--- Task to carry out ---
Check which lines of the entries that follow hold "aber", then give the number of those lines and nothing more.

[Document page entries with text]
****************************************

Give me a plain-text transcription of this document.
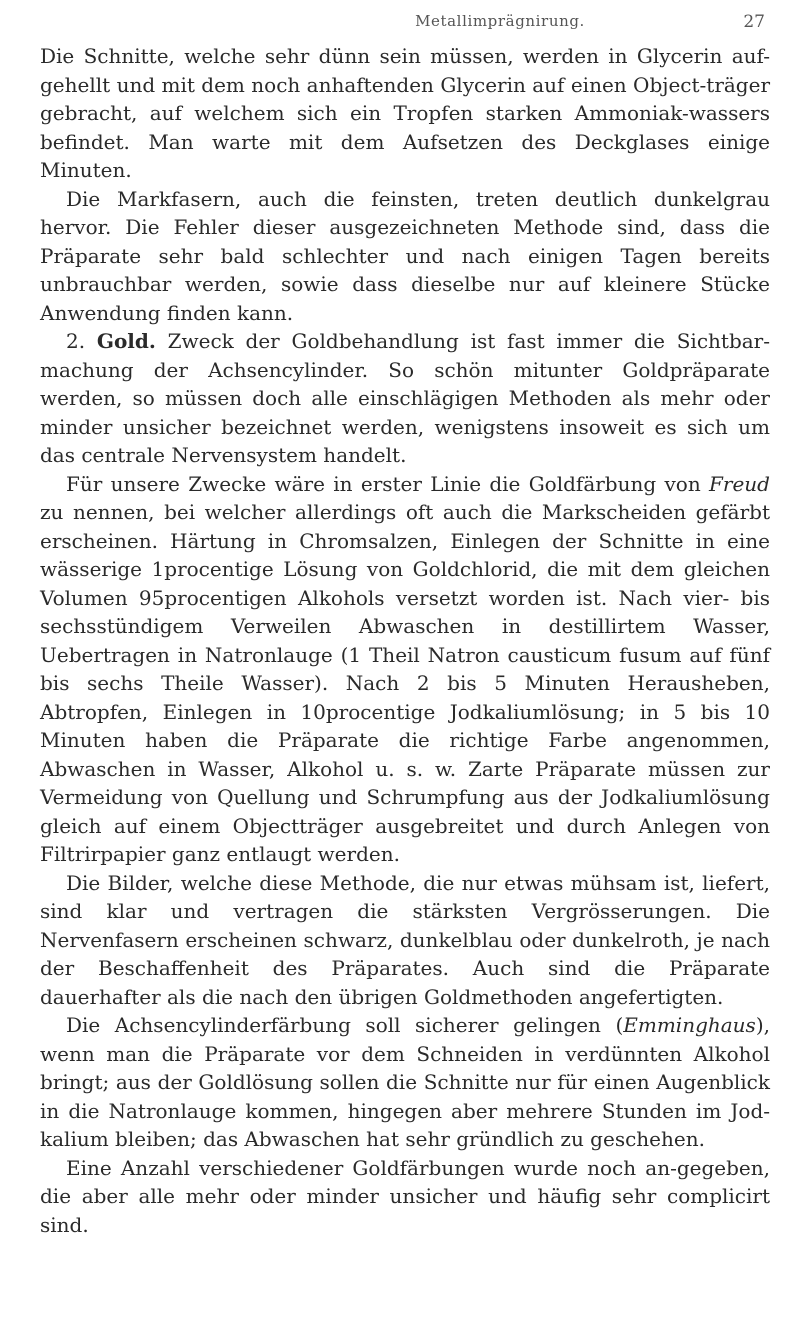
Metallimprägnirung.	27

Die Schnitte, welche sehr dünn sein müssen, werden in Glycerin auf-gehellt und mit dem noch anhaftenden Glycerin auf einen Object-träger gebracht, auf welchem sich ein Tropfen starken Ammoniak-wassers befindet. Man warte mit dem Aufsetzen des Deckglases einige Minuten.

Die Markfasern, auch die feinsten, treten deutlich dunkelgrau hervor. Die Fehler dieser ausgezeichneten Methode sind, dass die Präparate sehr bald schlechter und nach einigen Tagen bereits unbrauchbar werden, sowie dass dieselbe nur auf kleinere Stücke Anwendung finden kann.

2. Gold. Zweck der Goldbehandlung ist fast immer die Sichtbar-machung der Achsencylinder. So schön mitunter Goldpräparate werden, so müssen doch alle einschlägigen Methoden als mehr oder minder unsicher bezeichnet werden, wenigstens insoweit es sich um das centrale Nervensystem handelt.

Für unsere Zwecke wäre in erster Linie die Goldfärbung von Freud zu nennen, bei welcher allerdings oft auch die Markscheiden gefärbt erscheinen. Härtung in Chromsalzen, Einlegen der Schnitte in eine wässerige 1procentige Lösung von Goldchlorid, die mit dem gleichen Volumen 95procentigen Alkohols versetzt worden ist. Nach vier- bis sechsstündigem Verweilen Abwaschen in destillirtem Wasser, Uebertragen in Natronlauge (1 Theil Natron causticum fusum auf fünf bis sechs Theile Wasser). Nach 2 bis 5 Minuten Herausheben, Abtropfen, Einlegen in 10procentige Jodkaliumlösung; in 5 bis 10 Minuten haben die Präparate die richtige Farbe angenommen, Abwaschen in Wasser, Alkohol u. s. w. Zarte Präparate müssen zur Vermeidung von Quellung und Schrumpfung aus der Jodkaliumlösung gleich auf einem Objectträger ausgebreitet und durch Anlegen von Filtrirpapier ganz entlaugt werden.

Die Bilder, welche diese Methode, die nur etwas mühsam ist, liefert, sind klar und vertragen die stärksten Vergrösserungen. Die Nervenfasern erscheinen schwarz, dunkelblau oder dunkelroth, je nach der Beschaffenheit des Präparates. Auch sind die Präparate dauerhafter als die nach den übrigen Goldmethoden angefertigten.

Die Achsencylinderfärbung soll sicherer gelingen (Emminghaus), wenn man die Präparate vor dem Schneiden in verdünnten Alkohol bringt; aus der Goldlösung sollen die Schnitte nur für einen Augenblick in die Natronlauge kommen, hingegen aber mehrere Stunden im Jod-kalium bleiben; das Abwaschen hat sehr gründlich zu geschehen.

Eine Anzahl verschiedener Goldfärbungen wurde noch an-gegeben, die aber alle mehr oder minder unsicher und häufig sehr complicirt sind.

****************************************

--- Reply ---
2